__What the task requires__:
Count how many lines hold the string "Distribution", and give only that number.

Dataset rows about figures

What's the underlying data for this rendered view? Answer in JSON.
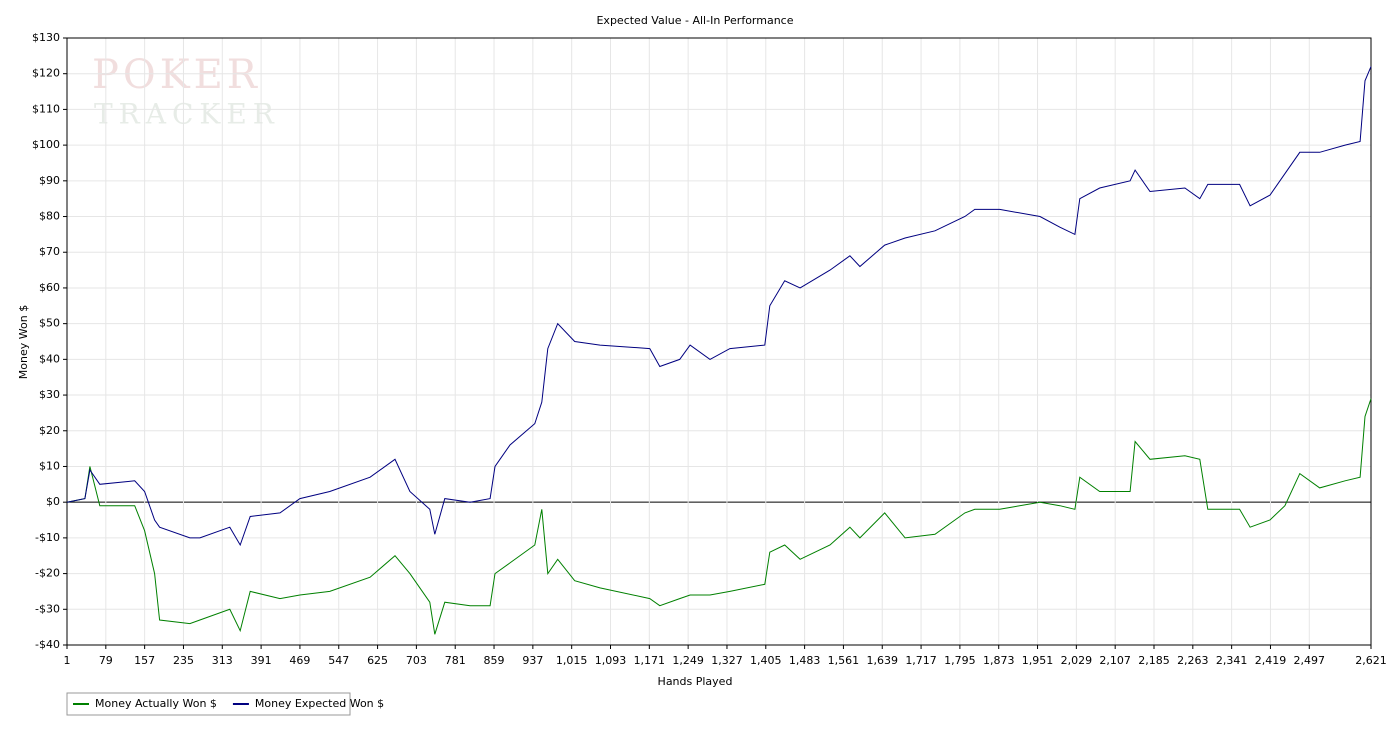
{
  "chart_data": {
    "type": "line",
    "title": "Expected Value - All-In Performance",
    "watermark": [
      "POKER",
      "TRACKER"
    ],
    "x_label": "Hands Played",
    "y_label": "Money Won $",
    "grid": true,
    "legend": "bottom-left",
    "xlim": [
      1,
      2621
    ],
    "ylim": [
      -40,
      130
    ],
    "xticks": [
      1,
      79,
      157,
      235,
      313,
      391,
      469,
      547,
      625,
      703,
      781,
      859,
      937,
      {
        "value": 1015,
        "label": "1,015"
      },
      {
        "value": 1093,
        "label": "1,093"
      },
      {
        "value": 1171,
        "label": "1,171"
      },
      {
        "value": 1249,
        "label": "1,249"
      },
      {
        "value": 1327,
        "label": "1,327"
      },
      {
        "value": 1405,
        "label": "1,405"
      },
      {
        "value": 1483,
        "label": "1,483"
      },
      {
        "value": 1561,
        "label": "1,561"
      },
      {
        "value": 1639,
        "label": "1,639"
      },
      {
        "value": 1717,
        "label": "1,717"
      },
      {
        "value": 1795,
        "label": "1,795"
      },
      {
        "value": 1873,
        "label": "1,873"
      },
      {
        "value": 1951,
        "label": "1,951"
      },
      {
        "value": 2029,
        "label": "2,029"
      },
      {
        "value": 2107,
        "label": "2,107"
      },
      {
        "value": 2185,
        "label": "2,185"
      },
      {
        "value": 2263,
        "label": "2,263"
      },
      {
        "value": 2341,
        "label": "2,341"
      },
      {
        "value": 2419,
        "label": "2,419"
      },
      {
        "value": 2497,
        "label": "2,497"
      },
      {
        "value": 2621,
        "label": "2,621"
      }
    ],
    "yticks": [
      {
        "value": -40,
        "label": "-$40"
      },
      {
        "value": -30,
        "label": "-$30"
      },
      {
        "value": -20,
        "label": "-$20"
      },
      {
        "value": -10,
        "label": "-$10"
      },
      {
        "value": 0,
        "label": "$0"
      },
      {
        "value": 10,
        "label": "$10"
      },
      {
        "value": 20,
        "label": "$20"
      },
      {
        "value": 30,
        "label": "$30"
      },
      {
        "value": 40,
        "label": "$40"
      },
      {
        "value": 50,
        "label": "$50"
      },
      {
        "value": 60,
        "label": "$60"
      },
      {
        "value": 70,
        "label": "$70"
      },
      {
        "value": 80,
        "label": "$80"
      },
      {
        "value": 90,
        "label": "$90"
      },
      {
        "value": 100,
        "label": "$100"
      },
      {
        "value": 110,
        "label": "$110"
      },
      {
        "value": 120,
        "label": "$120"
      },
      {
        "value": 130,
        "label": "$130"
      }
    ],
    "x": [
      1,
      37,
      47,
      67,
      137,
      157,
      177,
      187,
      248,
      268,
      328,
      349,
      369,
      429,
      469,
      529,
      610,
      660,
      690,
      730,
      740,
      760,
      811,
      851,
      861,
      891,
      941,
      955,
      967,
      987,
      1021,
      1072,
      1172,
      1192,
      1232,
      1253,
      1293,
      1333,
      1403,
      1413,
      1443,
      1474,
      1534,
      1574,
      1594,
      1644,
      1685,
      1745,
      1805,
      1825,
      1875,
      1956,
      1996,
      2026,
      2036,
      2076,
      2137,
      2147,
      2177,
      2247,
      2277,
      2293,
      2357,
      2378,
      2418,
      2448,
      2478,
      2518,
      2569,
      2599,
      2609,
      2621
    ],
    "series": [
      {
        "name": "Money Actually Won $",
        "color": "#008000",
        "values": [
          0,
          1,
          10,
          -1,
          -1,
          -8,
          -20,
          -33,
          -34,
          -33,
          -30,
          -36,
          -25,
          -27,
          -26,
          -25,
          -21,
          -15,
          -20,
          -28,
          -37,
          -28,
          -29,
          -29,
          -20,
          -17,
          -12,
          -2,
          -20,
          -16,
          -22,
          -24,
          -27,
          -29,
          -27,
          -26,
          -26,
          -25,
          -23,
          -14,
          -12,
          -16,
          -12,
          -7,
          -10,
          -3,
          -10,
          -9,
          -3,
          -2,
          -2,
          0,
          -1,
          -2,
          7,
          3,
          3,
          17,
          12,
          13,
          12,
          -2,
          -2,
          -7,
          -5,
          -1,
          8,
          4,
          6,
          7,
          24,
          29
        ]
      },
      {
        "name": "Money Expected Won $",
        "color": "#000080",
        "values": [
          0,
          1,
          9,
          5,
          6,
          3,
          -5,
          -7,
          -10,
          -10,
          -7,
          -12,
          -4,
          -3,
          1,
          3,
          7,
          12,
          3,
          -2,
          -9,
          1,
          0,
          1,
          10,
          16,
          22,
          28,
          43,
          50,
          45,
          44,
          43,
          38,
          40,
          44,
          40,
          43,
          44,
          55,
          62,
          60,
          65,
          69,
          66,
          72,
          74,
          76,
          80,
          82,
          82,
          80,
          77,
          75,
          85,
          88,
          90,
          93,
          87,
          88,
          85,
          89,
          89,
          83,
          86,
          92,
          98,
          98,
          100,
          101,
          118,
          122
        ]
      }
    ]
  }
}
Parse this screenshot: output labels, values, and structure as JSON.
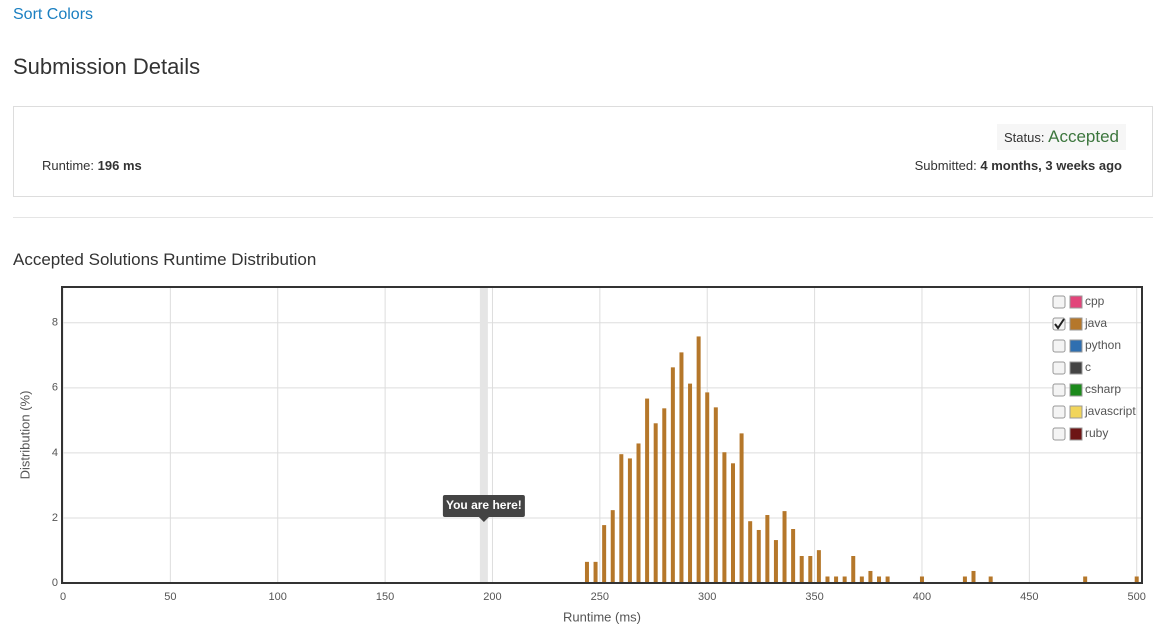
{
  "problem": "Sort Colors",
  "heading": "Submission Details",
  "runtime": {
    "label": "Runtime:",
    "value": "196 ms"
  },
  "status": {
    "label": "Status:",
    "value": "Accepted"
  },
  "submitted": {
    "label": "Submitted:",
    "value": "4 months, 3 weeks ago"
  },
  "chart_data": {
    "type": "bar",
    "title": "Accepted Solutions Runtime Distribution",
    "x_label": "Runtime (ms)",
    "y_label": "Distribution (%)",
    "x": [
      244,
      248,
      252,
      256,
      260,
      264,
      268,
      272,
      276,
      280,
      284,
      288,
      292,
      296,
      300,
      304,
      308,
      312,
      316,
      320,
      324,
      328,
      332,
      336,
      340,
      344,
      348,
      352,
      356,
      360,
      364,
      368,
      372,
      376,
      380,
      384,
      400,
      420,
      424,
      432,
      476,
      500
    ],
    "series": [
      {
        "name": "cpp",
        "color": "#e2457a",
        "checked": false
      },
      {
        "name": "java",
        "color": "#b5772a",
        "checked": true,
        "values": [
          0.65,
          0.65,
          1.78,
          2.24,
          3.96,
          3.83,
          4.29,
          5.67,
          4.91,
          5.37,
          6.63,
          7.09,
          6.13,
          7.58,
          5.86,
          5.4,
          4.02,
          3.68,
          4.6,
          1.9,
          1.63,
          2.09,
          1.32,
          2.21,
          1.66,
          0.83,
          0.83,
          1.01,
          0.2,
          0.2,
          0.2,
          0.83,
          0.2,
          0.37,
          0.2,
          0.2,
          0.2,
          0.2,
          0.37,
          0.2,
          0.2,
          0.2
        ]
      },
      {
        "name": "python",
        "color": "#2f6fb0",
        "checked": false
      },
      {
        "name": "c",
        "color": "#444444",
        "checked": false
      },
      {
        "name": "csharp",
        "color": "#1c8a1c",
        "checked": false
      },
      {
        "name": "javascript",
        "color": "#f1d55b",
        "checked": false
      },
      {
        "name": "ruby",
        "color": "#6d1515",
        "checked": false
      }
    ],
    "annotation": {
      "text": "You are here!",
      "x": 196
    },
    "xlim": [
      0,
      502
    ],
    "xticks": [
      0,
      50,
      100,
      150,
      200,
      250,
      300,
      350,
      400,
      450,
      500
    ],
    "ylim": [
      0,
      9.1
    ],
    "yticks": [
      0,
      2,
      4,
      6,
      8
    ],
    "grid": true,
    "legend": "top-right"
  }
}
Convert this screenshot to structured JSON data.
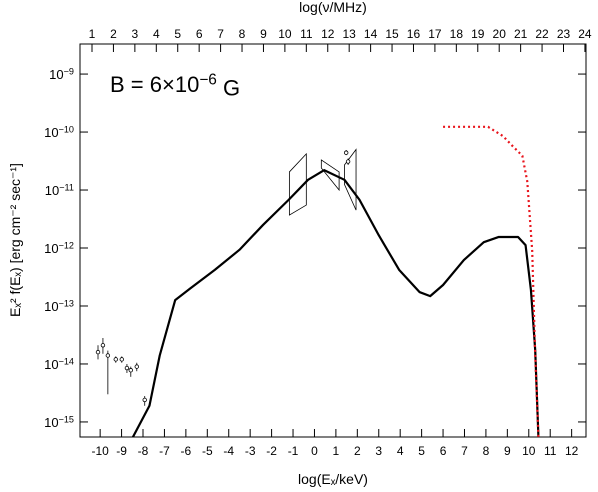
{
  "chart_data": {
    "type": "line",
    "annotation": "B = 6×10−6 G",
    "x_label": "log(Eₓ/keV)",
    "x2_label": "log(ν/MHz)",
    "y_label": "Eₓ² f(Eₓ) [erg cm⁻² sec⁻¹]",
    "xlim": [
      -10.94,
      12.67
    ],
    "xticks": [
      -10,
      -9,
      -8,
      -7,
      -6,
      -5,
      -4,
      -3,
      -2,
      -1,
      0,
      1,
      2,
      3,
      4,
      5,
      6,
      7,
      8,
      9,
      10,
      11,
      12
    ],
    "x2lim": [
      0.44,
      24.05
    ],
    "x2ticks": [
      1,
      2,
      3,
      4,
      5,
      6,
      7,
      8,
      9,
      10,
      11,
      12,
      13,
      14,
      15,
      16,
      17,
      18,
      19,
      20,
      21,
      22,
      23,
      24
    ],
    "yscale": "log",
    "ylim": [
      5.5e-16,
      3.3e-09
    ],
    "yticks": [
      {
        "value": 1e-09,
        "label": "10−9"
      },
      {
        "value": 1e-10,
        "label": "10−10"
      },
      {
        "value": 1e-11,
        "label": "10−11"
      },
      {
        "value": 1e-12,
        "label": "10−12"
      },
      {
        "value": 1e-13,
        "label": "10−13"
      },
      {
        "value": 1e-14,
        "label": "10−14"
      },
      {
        "value": 1e-15,
        "label": "10−15"
      }
    ],
    "series": [
      {
        "color": "#000000",
        "style": "solid",
        "x": [
          -8.47,
          -7.7,
          -7.22,
          -6.5,
          -5.8,
          -4.65,
          -3.5,
          -2.4,
          -1.2,
          -0.3,
          0.45,
          1.4,
          2.1,
          3.0,
          3.95,
          4.9,
          5.4,
          6.0,
          6.97,
          7.9,
          8.6,
          9.5,
          9.85,
          10.1,
          10.3,
          10.45
        ],
        "values": [
          5.5e-16,
          1.9e-15,
          1.4e-14,
          1.26e-13,
          2e-13,
          4.2e-13,
          9.3e-13,
          2.5e-12,
          6.8e-12,
          1.5e-11,
          2.2e-11,
          1.5e-11,
          6.8e-12,
          1.66e-12,
          4.2e-13,
          1.74e-13,
          1.48e-13,
          2.3e-13,
          6.2e-13,
          1.26e-12,
          1.55e-12,
          1.55e-12,
          1.12e-12,
          1.9e-13,
          1.74e-14,
          5.5e-16
        ]
      },
      {
        "color": "#e8141c",
        "style": "dotted",
        "x": [
          6.0,
          8.1,
          8.8,
          9.25,
          9.7,
          9.93,
          10.16,
          10.3,
          10.45
        ],
        "values": [
          1.23e-10,
          1.23e-10,
          8.5e-11,
          5.7e-11,
          3.9e-11,
          1.4e-11,
          8.9e-13,
          1.4e-14,
          5.5e-16
        ]
      }
    ],
    "points": {
      "color": "#000000",
      "x": [
        -10.1,
        -9.87,
        -9.64,
        -9.27,
        -8.99,
        -8.75,
        -8.57,
        -8.29,
        -7.92,
        1.48,
        1.57
      ],
      "values": [
        1.6e-14,
        2.1e-14,
        1.4e-14,
        1.2e-14,
        1.2e-14,
        8.5e-15,
        7.8e-15,
        9e-15,
        2.4e-15,
        4.4e-11,
        3.1e-11
      ],
      "lower": [
        1.2e-14,
        1.5e-14,
        3e-15,
        1.05e-14,
        1.05e-14,
        7e-15,
        6e-15,
        7.5e-15,
        1.9e-15,
        4e-11,
        2.7e-11
      ],
      "upper": [
        2.1e-14,
        2.8e-14,
        1.7e-14,
        1.35e-14,
        1.35e-14,
        1e-14,
        9e-15,
        1.05e-14,
        2.8e-15,
        4.9e-11,
        3.5e-11
      ]
    },
    "bowties": [
      {
        "x": [
          -1.17,
          -0.38
        ],
        "left": [
          3.7e-12,
          2.05e-11
        ],
        "right": [
          5.5e-12,
          4.2e-11
        ]
      },
      {
        "x": [
          0.32,
          1.15
        ],
        "left": [
          2.4e-11,
          3.3e-11
        ],
        "right": [
          1e-11,
          2.05e-11
        ]
      },
      {
        "x": [
          1.4,
          1.94
        ],
        "left": [
          1.25e-11,
          2.7e-11
        ],
        "right": [
          4.5e-12,
          5e-11
        ]
      }
    ]
  }
}
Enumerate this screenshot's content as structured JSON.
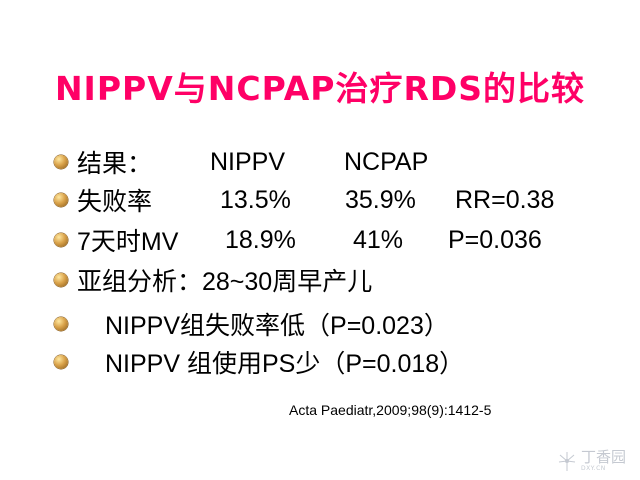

__Task solution__:
2